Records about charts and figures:

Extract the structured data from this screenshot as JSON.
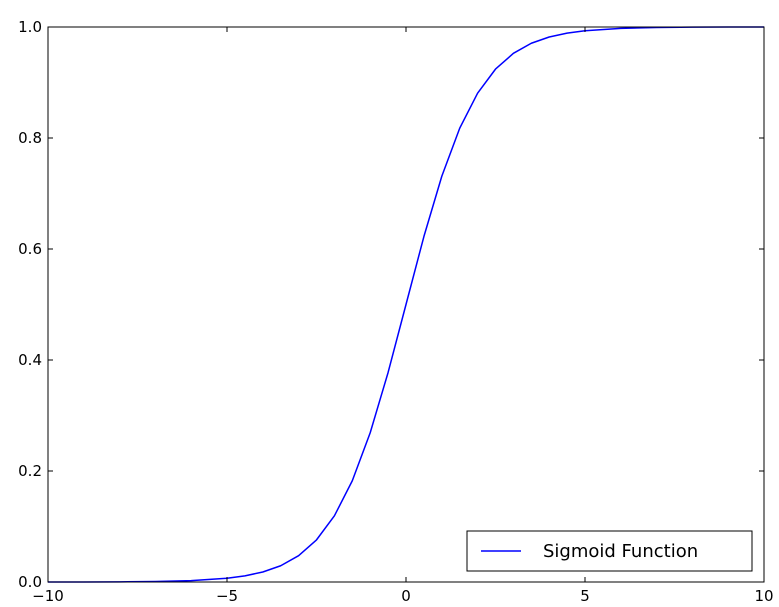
{
  "chart_data": {
    "type": "line",
    "title": "",
    "xlabel": "",
    "ylabel": "",
    "xlim": [
      -10,
      10
    ],
    "ylim": [
      0.0,
      1.0
    ],
    "grid": false,
    "legend": {
      "placement": "bottom-right"
    },
    "xticks": [
      "−10",
      "−5",
      "0",
      "5",
      "10"
    ],
    "xtick_values": [
      -10,
      -5,
      0,
      5,
      10
    ],
    "yticks": [
      "0.0",
      "0.2",
      "0.4",
      "0.6",
      "0.8",
      "1.0"
    ],
    "ytick_values": [
      0.0,
      0.2,
      0.4,
      0.6,
      0.8,
      1.0
    ],
    "series": [
      {
        "name": "Sigmoid Function",
        "color": "#0000ff",
        "x": [
          -10,
          -9,
          -8,
          -7,
          -6,
          -5,
          -4.5,
          -4,
          -3.5,
          -3,
          -2.5,
          -2,
          -1.5,
          -1,
          -0.5,
          0,
          0.5,
          1,
          1.5,
          2,
          2.5,
          3,
          3.5,
          4,
          4.5,
          5,
          6,
          7,
          8,
          9,
          10
        ],
        "y": [
          0.0,
          0.0001,
          0.0003,
          0.0009,
          0.0025,
          0.0067,
          0.011,
          0.018,
          0.0293,
          0.0474,
          0.0759,
          0.1192,
          0.1824,
          0.2689,
          0.3775,
          0.5,
          0.6225,
          0.7311,
          0.8176,
          0.8808,
          0.9241,
          0.9526,
          0.9707,
          0.982,
          0.989,
          0.9933,
          0.9975,
          0.9991,
          0.9997,
          0.9999,
          1.0
        ]
      }
    ]
  }
}
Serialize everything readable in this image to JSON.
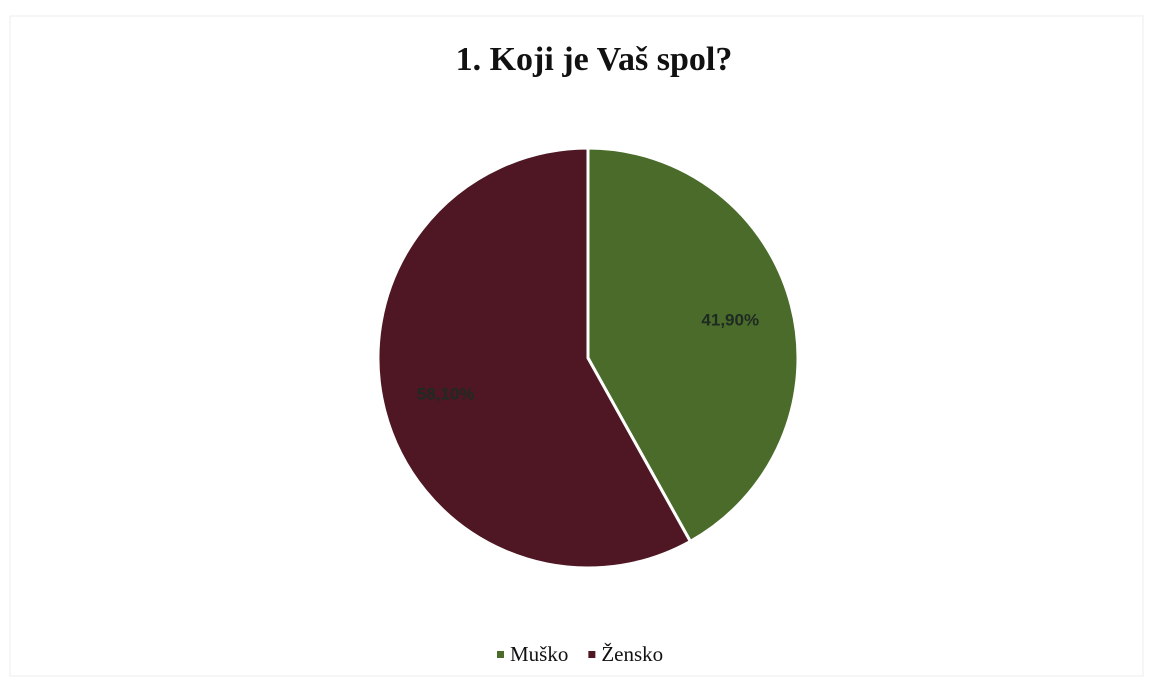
{
  "chart_data": {
    "type": "pie",
    "title": "1. Koji je Vaš spol?",
    "categories": [
      "Muško",
      "Žensko"
    ],
    "values": [
      41.9,
      58.1
    ],
    "value_labels": [
      "41,90%",
      "58,10%"
    ],
    "colors": [
      "#4a6b2a",
      "#4e1723"
    ],
    "legend": "bottom"
  }
}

[What is expected]:
Pictures are to be left out; otherwise, copy exactly each line from the one containing "Serialize everything readable" through the last line of the listing.

[Solved problem]:
Serialize everything readable in this image to JSON.
{
  "chart_data": {
    "type": "pie",
    "title": "1. Koji je Vaš spol?",
    "categories": [
      "Muško",
      "Žensko"
    ],
    "values": [
      41.9,
      58.1
    ],
    "value_labels": [
      "41,90%",
      "58,10%"
    ],
    "colors": [
      "#4a6b2a",
      "#4e1723"
    ],
    "legend": "bottom"
  }
}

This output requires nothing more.